## BEGIN Stored rows

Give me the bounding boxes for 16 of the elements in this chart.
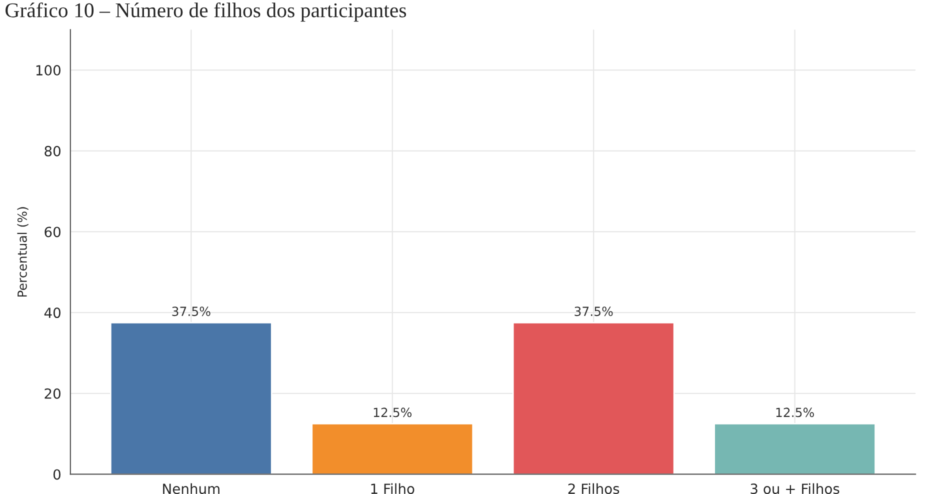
- y-tick-label: 60: [44, 226, 60, 238]
- y-tick-label: 100: [36, 65, 60, 76]
- data-label: 37.5%: [172, 306, 210, 316]
- y-tick-label: 80: [44, 146, 60, 156]
- y-tick-label: 40: [44, 308, 60, 318]
- x-tick-label: 1 Filho: [371, 483, 414, 494]
- y-tick-label: 0: [53, 469, 60, 480]
- x-tick-label: Nenhum: [163, 483, 220, 494]
- chart-title: Gráfico 10 – Número de filhos dos participantes: [6, 2, 406, 22]
- y-axis-title: Percentual (%): [17, 207, 28, 297]
- x-tick-label: 3 ou + Filhos: [750, 483, 840, 494]
- x-tick-label: 2 Filhos: [568, 483, 620, 494]
- data-label: 12.5%: [776, 408, 814, 418]
- data-label: 37.5%: [574, 306, 613, 316]
- y-tick-label: 20: [44, 388, 60, 399]
- data-label: 12.5%: [374, 408, 412, 418]
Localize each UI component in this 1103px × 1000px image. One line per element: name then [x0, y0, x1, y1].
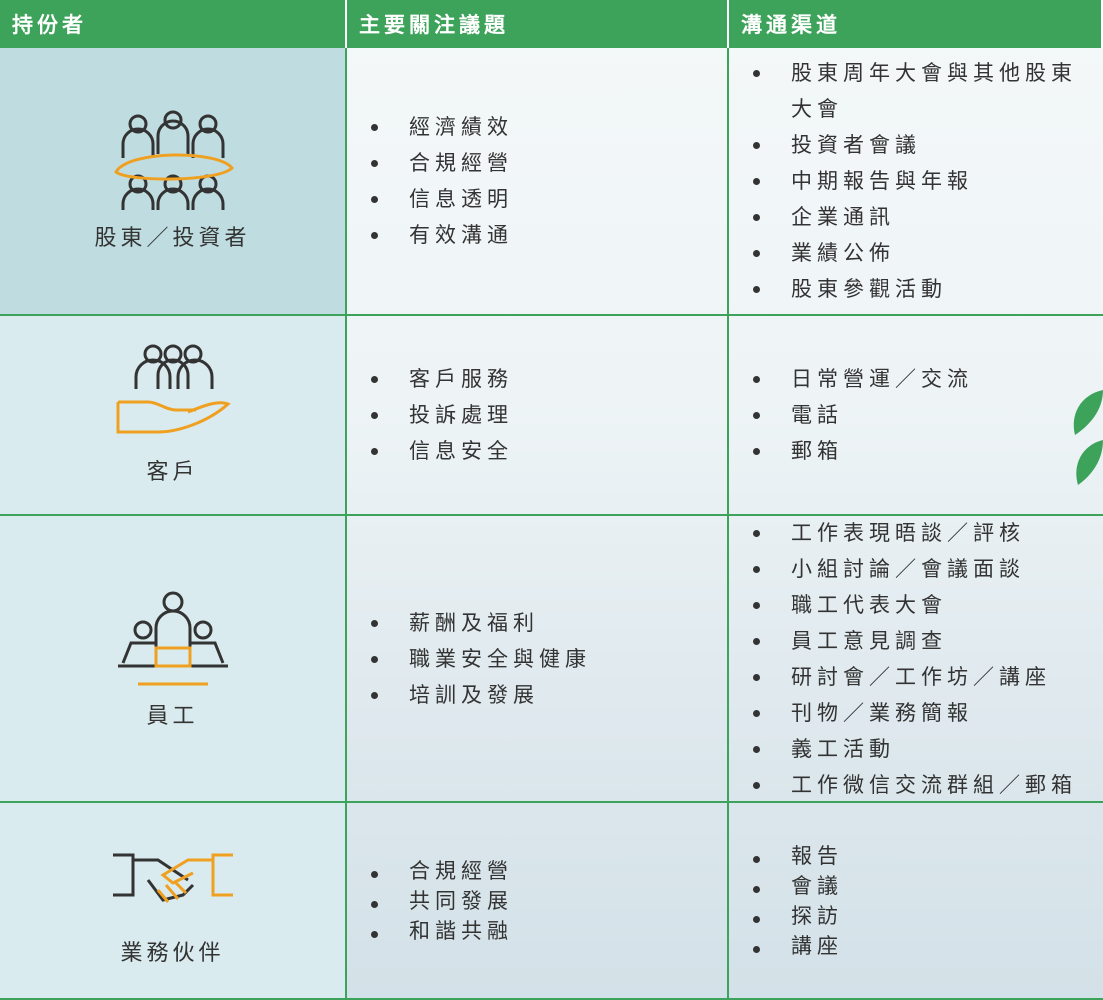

## END Stored rows

What needs to be done
Copy out every line of the records above word for word, leaving out the pictures.

Solution for this task
Give me the bounding boxes for 16 of the elements in this chart.
- y-tick-label: 60: [44, 226, 60, 238]
- y-tick-label: 100: [36, 65, 60, 76]
- data-label: 37.5%: [172, 306, 210, 316]
- y-tick-label: 80: [44, 146, 60, 156]
- y-tick-label: 40: [44, 308, 60, 318]
- x-tick-label: 1 Filho: [371, 483, 414, 494]
- y-tick-label: 0: [53, 469, 60, 480]
- x-tick-label: Nenhum: [163, 483, 220, 494]
- chart-title: Gráfico 10 – Número de filhos dos participantes: [6, 2, 406, 22]
- y-axis-title: Percentual (%): [17, 207, 28, 297]
- x-tick-label: 3 ou + Filhos: [750, 483, 840, 494]
- x-tick-label: 2 Filhos: [568, 483, 620, 494]
- data-label: 12.5%: [776, 408, 814, 418]
- data-label: 37.5%: [574, 306, 613, 316]
- y-tick-label: 20: [44, 388, 60, 399]
- data-label: 12.5%: [374, 408, 412, 418]
Localize each UI component in this 1103px × 1000px image. One line per element: name then [x0, y0, x1, y1].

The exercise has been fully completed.